[start GIVEN DATA]

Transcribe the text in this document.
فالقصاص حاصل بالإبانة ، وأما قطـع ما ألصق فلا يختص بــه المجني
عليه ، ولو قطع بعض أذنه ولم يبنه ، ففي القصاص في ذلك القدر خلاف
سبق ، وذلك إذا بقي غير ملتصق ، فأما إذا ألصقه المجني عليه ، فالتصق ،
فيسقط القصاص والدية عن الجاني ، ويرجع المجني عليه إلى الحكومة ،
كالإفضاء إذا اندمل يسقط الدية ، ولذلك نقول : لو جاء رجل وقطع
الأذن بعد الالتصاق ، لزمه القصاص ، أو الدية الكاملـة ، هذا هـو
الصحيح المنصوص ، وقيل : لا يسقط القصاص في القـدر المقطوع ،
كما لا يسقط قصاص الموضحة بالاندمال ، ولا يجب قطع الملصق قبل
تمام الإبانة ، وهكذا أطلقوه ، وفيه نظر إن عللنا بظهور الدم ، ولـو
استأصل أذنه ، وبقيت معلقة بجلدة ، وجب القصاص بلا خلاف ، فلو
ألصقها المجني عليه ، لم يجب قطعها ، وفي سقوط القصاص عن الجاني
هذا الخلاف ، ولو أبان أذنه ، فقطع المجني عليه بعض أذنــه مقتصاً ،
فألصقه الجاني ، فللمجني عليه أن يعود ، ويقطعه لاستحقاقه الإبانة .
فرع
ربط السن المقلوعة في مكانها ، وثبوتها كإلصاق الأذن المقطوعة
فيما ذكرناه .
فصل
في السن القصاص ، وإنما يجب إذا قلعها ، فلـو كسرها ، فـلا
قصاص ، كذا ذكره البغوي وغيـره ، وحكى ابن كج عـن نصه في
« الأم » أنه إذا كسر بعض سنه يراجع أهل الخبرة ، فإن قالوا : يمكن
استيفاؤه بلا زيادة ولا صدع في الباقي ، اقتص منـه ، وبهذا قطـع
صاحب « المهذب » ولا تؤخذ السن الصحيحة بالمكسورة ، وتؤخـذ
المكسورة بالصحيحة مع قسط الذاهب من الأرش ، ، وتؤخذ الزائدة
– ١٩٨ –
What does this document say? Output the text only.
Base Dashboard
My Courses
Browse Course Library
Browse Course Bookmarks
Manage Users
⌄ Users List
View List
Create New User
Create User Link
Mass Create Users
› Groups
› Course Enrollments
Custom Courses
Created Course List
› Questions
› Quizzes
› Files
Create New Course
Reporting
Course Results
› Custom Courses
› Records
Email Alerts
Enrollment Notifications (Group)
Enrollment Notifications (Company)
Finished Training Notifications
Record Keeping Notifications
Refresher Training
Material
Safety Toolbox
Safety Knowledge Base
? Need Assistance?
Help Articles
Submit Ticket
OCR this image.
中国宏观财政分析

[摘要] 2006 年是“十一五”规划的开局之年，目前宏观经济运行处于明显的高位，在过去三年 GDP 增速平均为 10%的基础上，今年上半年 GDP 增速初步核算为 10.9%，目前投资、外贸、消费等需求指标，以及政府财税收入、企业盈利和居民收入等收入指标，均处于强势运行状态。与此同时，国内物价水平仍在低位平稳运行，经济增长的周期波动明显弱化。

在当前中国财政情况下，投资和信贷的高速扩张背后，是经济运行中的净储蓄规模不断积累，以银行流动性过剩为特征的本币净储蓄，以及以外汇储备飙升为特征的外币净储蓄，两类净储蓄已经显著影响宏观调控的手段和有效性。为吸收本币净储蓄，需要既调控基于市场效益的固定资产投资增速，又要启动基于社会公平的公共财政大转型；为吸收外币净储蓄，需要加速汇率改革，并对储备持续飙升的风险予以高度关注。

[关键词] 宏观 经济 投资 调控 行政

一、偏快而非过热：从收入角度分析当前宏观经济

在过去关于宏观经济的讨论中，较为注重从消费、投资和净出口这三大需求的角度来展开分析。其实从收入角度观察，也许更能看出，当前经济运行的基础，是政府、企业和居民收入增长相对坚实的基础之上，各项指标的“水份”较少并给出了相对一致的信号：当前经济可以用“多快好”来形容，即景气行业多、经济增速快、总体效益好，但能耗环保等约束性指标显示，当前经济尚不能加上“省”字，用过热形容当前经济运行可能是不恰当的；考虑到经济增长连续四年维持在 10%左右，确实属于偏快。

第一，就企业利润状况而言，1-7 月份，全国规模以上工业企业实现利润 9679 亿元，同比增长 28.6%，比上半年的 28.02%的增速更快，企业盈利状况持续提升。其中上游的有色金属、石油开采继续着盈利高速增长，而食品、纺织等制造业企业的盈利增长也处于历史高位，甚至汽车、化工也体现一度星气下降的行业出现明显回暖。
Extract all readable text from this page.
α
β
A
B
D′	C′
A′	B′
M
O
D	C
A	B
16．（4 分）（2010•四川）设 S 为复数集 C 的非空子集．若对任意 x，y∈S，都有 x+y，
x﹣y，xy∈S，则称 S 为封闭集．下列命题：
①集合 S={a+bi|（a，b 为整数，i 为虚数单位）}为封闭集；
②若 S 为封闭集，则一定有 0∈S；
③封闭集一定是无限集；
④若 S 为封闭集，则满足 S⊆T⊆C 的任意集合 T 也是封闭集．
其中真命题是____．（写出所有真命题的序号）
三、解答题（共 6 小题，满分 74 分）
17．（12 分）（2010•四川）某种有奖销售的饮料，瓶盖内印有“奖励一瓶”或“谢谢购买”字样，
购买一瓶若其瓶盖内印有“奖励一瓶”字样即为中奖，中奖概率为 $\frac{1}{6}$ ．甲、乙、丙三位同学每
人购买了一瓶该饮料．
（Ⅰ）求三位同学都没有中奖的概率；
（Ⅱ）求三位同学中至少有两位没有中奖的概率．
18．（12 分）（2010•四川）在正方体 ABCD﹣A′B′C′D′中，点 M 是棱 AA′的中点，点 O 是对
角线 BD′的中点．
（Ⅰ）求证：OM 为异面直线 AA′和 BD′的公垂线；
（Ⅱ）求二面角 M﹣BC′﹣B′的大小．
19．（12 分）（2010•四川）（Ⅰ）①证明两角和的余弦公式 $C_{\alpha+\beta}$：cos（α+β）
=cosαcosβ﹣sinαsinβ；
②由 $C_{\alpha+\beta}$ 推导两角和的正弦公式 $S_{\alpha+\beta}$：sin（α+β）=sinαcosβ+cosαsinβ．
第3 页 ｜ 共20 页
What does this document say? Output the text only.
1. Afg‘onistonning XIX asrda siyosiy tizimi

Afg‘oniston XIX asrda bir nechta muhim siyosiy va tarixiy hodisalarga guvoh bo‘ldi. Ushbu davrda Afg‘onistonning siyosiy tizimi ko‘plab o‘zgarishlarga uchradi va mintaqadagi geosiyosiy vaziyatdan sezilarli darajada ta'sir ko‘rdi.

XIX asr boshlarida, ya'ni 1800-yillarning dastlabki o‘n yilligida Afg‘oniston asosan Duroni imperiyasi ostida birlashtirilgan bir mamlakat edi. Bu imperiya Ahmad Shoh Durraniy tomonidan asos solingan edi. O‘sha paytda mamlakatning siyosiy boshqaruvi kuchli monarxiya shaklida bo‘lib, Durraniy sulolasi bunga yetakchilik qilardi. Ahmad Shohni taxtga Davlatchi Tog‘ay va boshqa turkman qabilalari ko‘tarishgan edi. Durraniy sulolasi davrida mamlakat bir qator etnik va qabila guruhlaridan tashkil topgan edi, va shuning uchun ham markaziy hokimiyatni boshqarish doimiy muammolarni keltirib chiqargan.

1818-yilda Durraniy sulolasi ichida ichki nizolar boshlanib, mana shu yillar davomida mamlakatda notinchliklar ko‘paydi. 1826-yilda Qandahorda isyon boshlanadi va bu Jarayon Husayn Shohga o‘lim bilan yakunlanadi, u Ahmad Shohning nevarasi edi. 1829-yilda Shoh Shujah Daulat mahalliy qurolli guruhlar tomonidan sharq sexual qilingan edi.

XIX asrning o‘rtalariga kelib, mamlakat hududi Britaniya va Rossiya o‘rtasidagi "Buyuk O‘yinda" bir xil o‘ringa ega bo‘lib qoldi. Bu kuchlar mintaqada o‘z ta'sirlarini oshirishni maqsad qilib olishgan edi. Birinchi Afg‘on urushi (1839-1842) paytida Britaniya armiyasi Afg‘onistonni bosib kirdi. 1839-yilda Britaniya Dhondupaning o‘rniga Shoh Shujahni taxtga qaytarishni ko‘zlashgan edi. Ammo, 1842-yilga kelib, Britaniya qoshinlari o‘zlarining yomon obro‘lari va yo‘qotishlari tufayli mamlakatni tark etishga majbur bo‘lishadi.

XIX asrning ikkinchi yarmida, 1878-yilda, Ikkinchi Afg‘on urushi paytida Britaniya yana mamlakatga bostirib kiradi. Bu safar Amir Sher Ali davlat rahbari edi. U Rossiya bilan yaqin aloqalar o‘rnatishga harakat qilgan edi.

[end GIVEN DATA]

Copy every line that contains the string "奖励一瓶".

● EXERCISE OUTPUT
17．（12 分）（2010•四川）某种有奖销售的饮料，瓶盖内印有“奖励一瓶”或“谢谢购买”字样，
购买一瓶若其瓶盖内印有“奖励一瓶”字样即为中奖，中奖概率为 $\frac{1}{6}$ ．甲、乙、丙三位同学每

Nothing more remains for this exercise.